Zu bearbeitende Aufgaben:
1. Beantworte anhand des Tagebuchtexts:
(a) Um wie viel Uhr steht am Montag die UWM an?
(b) Welche Woche beginnt an diesem Montag?
(c) Wie viel kostet das Taschenbuch, das für Frau Wagner bestellt wurde?
2. Gib aus dem Tagebuchtext den Abschnitt wortgetreu wieder, der mit den Worten „Vor der Krankengymnastik“ beginnt und mit „bestelle die Taschenbuchausgabe.“ endet.
3. Knüpfe an den letzten Satz des Tagebuchtexts über die Kurwoche an und schreib ihn weiter.

Vorliegender Text:
Montag

 

 Meine Kaffeemaschine röchelt nach wie vor. Allerdings scheint sie sich dabei mehr Zeit zu lassen als früher. Vielleicht ist es ein Zeichen der Überanstrengung? Selten hat für mich ein Montag so schön begonnen wie dieser. Eine vor der Kur regelmäßig gut passende Hose ist zu weit. Ich glaube die Kilos purzeln. Ohne Wochenangst auf der Bettkante sitzen und sich wohl fühlen ist ein schönes Erlebnis. Jetzt muss ich noch im Kopf wieder frei werden. Das Wetter ist trübe aber trocken. Heute steht UWM an, allerdings erst um 11.00 Uhr. Ich werde zu Fuß gehen. Strolch schimpft in seinem Zwinger vor sich hin. Schließlich legt er sich doch vor die Hütte. Die Kaffeemaschine unternimmt einen letzten Versuch heute doch noch fertig zu werden. Die dritte Woche beginnt. Sie soll den entscheidenden Durchbruch beim Kurerfolg bringen. Jetzt kommt kurz die Sonne durch; ich bin hoffnungsvoll! 

 

Dienstag

 

 Vor der Krankengymnastik hole ich das für Frau Wagner von mir bestellte Buch „Erinnerungen an die Zukunft“, von Erich von Däniken, Taschenbuch 8,80 DM. Sie hatte gestern so begeistert erzählt, dass sie die Maja-Kultur und die Chinesen so interessant findet; im Übrigen sei sie auch der Meinung, dass Außerirdische schon auf der Erde gewesen seien. Ich frage sie, ob sie Bücher des Schriftstellers Däniken kenne. Davon erzähle ich ihr dann. Der Gedankenblitz kommt mir auf dem Heimweg, und ich bestelle die Taschenbuchausgabe.

Material:

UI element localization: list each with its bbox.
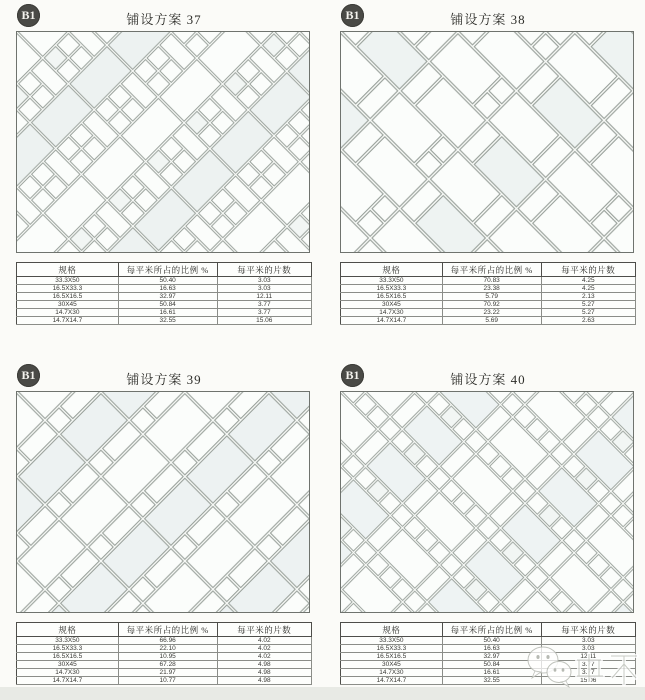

Lösungen:
1.
(a) Um 11.00 Uhr.
(b) Die dritte Woche.
(c) 8,80 DM.

2.
Vor der Krankengymnastik hole ich das für Frau Wagner von mir bestellte Buch „Erinnerungen an die Zukunft“, von Erich von Däniken, Taschenbuch 8,80 DM. Sie hatte gestern so begeistert erzählt, dass sie die Maja-Kultur und die Chinesen so interessant findet; im Übrigen sei sie auch der Meinung, dass Außerirdische schon auf der Erde gewesen seien. Ich frage sie, ob sie Bücher des Schriftstellers Däniken kenne. Davon erzähle ich ihr dann. Der Gedankenblitz kommt mir auf dem Heimweg, und ich bestelle die Taschenbuchausgabe.

3.
Nach der Gymnastik stecke ich ihr das Buch zu. Sie ist total überrascht, will sich den Titel aufschreiben, weil sie meint es sei mein Exemplar, will mir dann das Geld dafür wiedergeben, springt mir um den Hals als ich ihr erkläre, dass dies ein Geschenk sei. Na ja, dass hat mir schon etwas geschmeichelt, doch die Leser mögen sich beruhigen, sie könnte meine Tochter sein. 

 

 

Am Nachmittag fahre ich mit dem Fahrrad in die Granitz in Richtung Sellin, biege dann ab nach Graffitz und fahre von dort mit dem Rasenden Roland zurück nach Binz, mein Fahrrad im Gepäckwagen. 

 

Mittwoch

 

 

 Der Sturm, der gestern Abend begonnen hat, hält auch heute Morgen an. Er hat Regen mitgebracht, das lässt die Kälte so richtig spüren. Meine Kaffeemaschine röchelt wieder ihr altes Lied. Ich hoff rechtzeitig fort zu kommen, um noch eine Karte für Frau Bauer zu kaufen. Ich will ihr eine Kleinigkeit schenken, sie hat mich immerhin 14 Tage betreut, als Frau Wagner im Urlaub war. Bei ihr war die Gymnastik immer schweißtreibend. Ich glaube sie ist eine von den in der DDR fest verwurzelten Frauen; ich schätze sie auf Ende 30, während Frau Wagner vielleicht Anfang 20 ist. Bei der Gymnastik bevorzugt sie den großen Ball, wie ihn Irene hat. Von draußen höre ich durch die offene Türe einen Specht klopfen, das Zeichen für mich an meinen Kaffee zu denken, doch die Maschine erklärt mit heißerem Röcheln, dass sie noch nicht fertig sei. 

 

 

Am Nachmittag durchstreife ich Stralsund. Herrliche mittelalterliche Architektur. Ich gewinne viele neue Eindrücke. Immer mehr weht das Flair der alten DDR in die Vergangenheit. Ich meine es den Menschen nur noch vereinzelt anzusehen, wie sie die DDR geprägt hat. Dennoch hört man aus den Gesprächen noch viele Vergleich mit früheren Zeiten. Allgegenwärtig sind die Probleme von Arbeitsplatz, Wohnung und Zukunftsplänen. Fast in jedem Gesprächsfetzen, den ich auffange, werden diese Themen angesprochen. Autos und alles drum herum haben einen weiteren hohen Stellenwert in der Interessenskala. Viele Fahrer zeigen hier ihr neues Selbstwertgefühl.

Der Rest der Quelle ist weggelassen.